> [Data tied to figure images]
○ ○ ○ ○
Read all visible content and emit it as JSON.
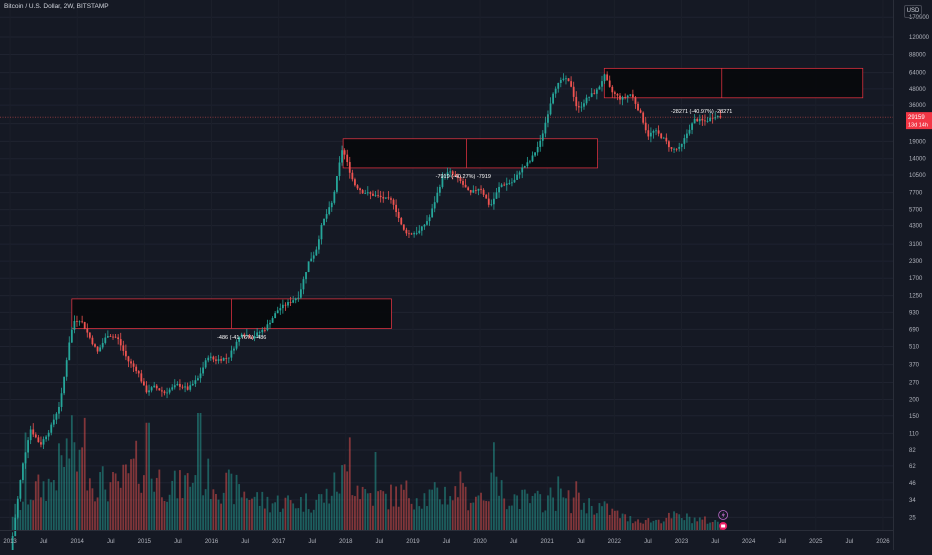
{
  "header": {
    "symbol_line": "Bitcoin / U.S. Dollar, 2W, BITSTAMP",
    "currency_button": "USD"
  },
  "colors": {
    "background": "#151924",
    "up": "#26a69a",
    "down": "#ef5350",
    "zone_border": "#f23645",
    "grid": "#1f2330",
    "price_line": "#ef5350"
  },
  "price_tags": {
    "price": "29159",
    "countdown": "13d 14h"
  },
  "events": {
    "flag_icon": "lightning-icon",
    "dividend_icon": "earnings-icon"
  },
  "chart_data": {
    "type": "candlestick",
    "title": "",
    "y_scale": "log",
    "y_ticks": [
      25,
      34,
      46,
      62,
      82,
      110,
      150,
      200,
      270,
      370,
      510,
      690,
      930,
      1250,
      1700,
      2300,
      3100,
      4300,
      5700,
      7700,
      10500,
      14000,
      19000,
      26000,
      36000,
      48000,
      64000,
      88000,
      120000,
      170000
    ],
    "x_ticks": [
      "2013",
      "Jul",
      "2014",
      "Jul",
      "2015",
      "Jul",
      "2016",
      "Jul",
      "2017",
      "Jul",
      "2018",
      "Jul",
      "2019",
      "Jul",
      "2020",
      "Jul",
      "2021",
      "Jul",
      "2022",
      "Jul",
      "2023",
      "Jul",
      "2024",
      "Jul",
      "2025",
      "Jul",
      "2026"
    ],
    "x_range": [
      2012.85,
      2026.15
    ],
    "y_range": [
      20,
      200000
    ],
    "last_price": 29159,
    "zones": [
      {
        "x0": 2013.92,
        "x1": 2018.68,
        "top": 1180,
        "bottom": 700
      },
      {
        "x0": 2017.96,
        "x1": 2021.75,
        "top": 19900,
        "bottom": 11900
      },
      {
        "x0": 2021.85,
        "x1": 2025.7,
        "top": 69000,
        "bottom": 41000
      }
    ],
    "zone_dividers": [
      2016.3,
      2019.8,
      2023.6
    ],
    "measurements": [
      {
        "label": "-486 (-41.76%) -486",
        "x": 2016.45,
        "y": 580
      },
      {
        "label": "-7919 (-40.27%) -7919",
        "x": 2019.75,
        "y": 10000
      },
      {
        "label": "-28271 (-40.97%) -28271",
        "x": 2023.3,
        "y": 31500
      }
    ],
    "price_anchors": [
      [
        2013.0,
        13
      ],
      [
        2013.18,
        60
      ],
      [
        2013.3,
        120
      ],
      [
        2013.45,
        90
      ],
      [
        2013.6,
        120
      ],
      [
        2013.75,
        190
      ],
      [
        2013.88,
        550
      ],
      [
        2013.95,
        800
      ],
      [
        2014.05,
        820
      ],
      [
        2014.15,
        650
      ],
      [
        2014.3,
        460
      ],
      [
        2014.45,
        630
      ],
      [
        2014.6,
        590
      ],
      [
        2014.75,
        400
      ],
      [
        2014.9,
        330
      ],
      [
        2015.02,
        230
      ],
      [
        2015.15,
        250
      ],
      [
        2015.3,
        225
      ],
      [
        2015.5,
        260
      ],
      [
        2015.65,
        240
      ],
      [
        2015.8,
        290
      ],
      [
        2015.95,
        430
      ],
      [
        2016.05,
        400
      ],
      [
        2016.25,
        420
      ],
      [
        2016.45,
        650
      ],
      [
        2016.6,
        600
      ],
      [
        2016.8,
        700
      ],
      [
        2017.0,
        990
      ],
      [
        2017.15,
        1100
      ],
      [
        2017.3,
        1250
      ],
      [
        2017.45,
        2300
      ],
      [
        2017.55,
        2700
      ],
      [
        2017.65,
        4500
      ],
      [
        2017.8,
        6500
      ],
      [
        2017.95,
        17000
      ],
      [
        2018.02,
        13000
      ],
      [
        2018.12,
        9000
      ],
      [
        2018.25,
        7800
      ],
      [
        2018.4,
        7400
      ],
      [
        2018.55,
        7000
      ],
      [
        2018.7,
        6600
      ],
      [
        2018.85,
        4000
      ],
      [
        2018.95,
        3700
      ],
      [
        2019.1,
        3900
      ],
      [
        2019.25,
        5000
      ],
      [
        2019.45,
        10500
      ],
      [
        2019.55,
        11000
      ],
      [
        2019.7,
        9500
      ],
      [
        2019.85,
        7500
      ],
      [
        2020.0,
        8500
      ],
      [
        2020.15,
        6000
      ],
      [
        2020.3,
        8800
      ],
      [
        2020.5,
        9300
      ],
      [
        2020.6,
        11500
      ],
      [
        2020.75,
        13500
      ],
      [
        2020.9,
        19000
      ],
      [
        2021.0,
        30000
      ],
      [
        2021.1,
        48000
      ],
      [
        2021.25,
        58000
      ],
      [
        2021.35,
        52000
      ],
      [
        2021.45,
        33000
      ],
      [
        2021.6,
        41000
      ],
      [
        2021.75,
        47000
      ],
      [
        2021.85,
        61000
      ],
      [
        2021.95,
        46000
      ],
      [
        2022.1,
        40000
      ],
      [
        2022.25,
        44000
      ],
      [
        2022.4,
        30000
      ],
      [
        2022.5,
        21000
      ],
      [
        2022.6,
        23000
      ],
      [
        2022.75,
        19500
      ],
      [
        2022.85,
        16500
      ],
      [
        2022.98,
        16800
      ],
      [
        2023.1,
        23000
      ],
      [
        2023.2,
        28000
      ],
      [
        2023.35,
        27000
      ],
      [
        2023.5,
        30000
      ],
      [
        2023.58,
        29159
      ]
    ],
    "volume_anchors": [
      [
        2013.0,
        0.15
      ],
      [
        2013.3,
        0.4
      ],
      [
        2013.6,
        0.5
      ],
      [
        2013.9,
        0.9
      ],
      [
        2014.2,
        0.55
      ],
      [
        2014.6,
        0.45
      ],
      [
        2014.9,
        0.7
      ],
      [
        2015.2,
        0.55
      ],
      [
        2015.5,
        0.45
      ],
      [
        2015.8,
        0.6
      ],
      [
        2016.1,
        0.5
      ],
      [
        2016.5,
        0.4
      ],
      [
        2016.8,
        0.3
      ],
      [
        2017.1,
        0.3
      ],
      [
        2017.4,
        0.3
      ],
      [
        2017.7,
        0.35
      ],
      [
        2018.0,
        0.6
      ],
      [
        2018.3,
        0.4
      ],
      [
        2018.6,
        0.35
      ],
      [
        2018.9,
        0.4
      ],
      [
        2019.2,
        0.35
      ],
      [
        2019.5,
        0.4
      ],
      [
        2019.9,
        0.35
      ],
      [
        2020.2,
        0.45
      ],
      [
        2020.5,
        0.35
      ],
      [
        2020.8,
        0.3
      ],
      [
        2021.1,
        0.35
      ],
      [
        2021.4,
        0.3
      ],
      [
        2021.8,
        0.25
      ],
      [
        2022.2,
        0.12
      ],
      [
        2022.6,
        0.1
      ],
      [
        2022.9,
        0.15
      ],
      [
        2023.2,
        0.12
      ],
      [
        2023.58,
        0.08
      ]
    ],
    "volume_spikes": [
      [
        2013.22,
        1.0
      ],
      [
        2013.95,
        0.9
      ],
      [
        2014.12,
        1.15
      ],
      [
        2015.05,
        1.1
      ],
      [
        2015.82,
        1.6
      ],
      [
        2018.05,
        0.95
      ],
      [
        2018.45,
        0.8
      ],
      [
        2019.7,
        0.6
      ],
      [
        2020.22,
        0.9
      ],
      [
        2021.15,
        0.55
      ],
      [
        2021.42,
        0.5
      ]
    ]
  }
}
○ ○ ○ ○
> [WHAT THE TASK ASKS] Return all the lines that contain the string "label".

> [THE RESULT]
        "label": "-486 (-41.76%) -486",
        "label": "-7919 (-40.27%) -7919",
        "label": "-28271 (-40.97%) -28271",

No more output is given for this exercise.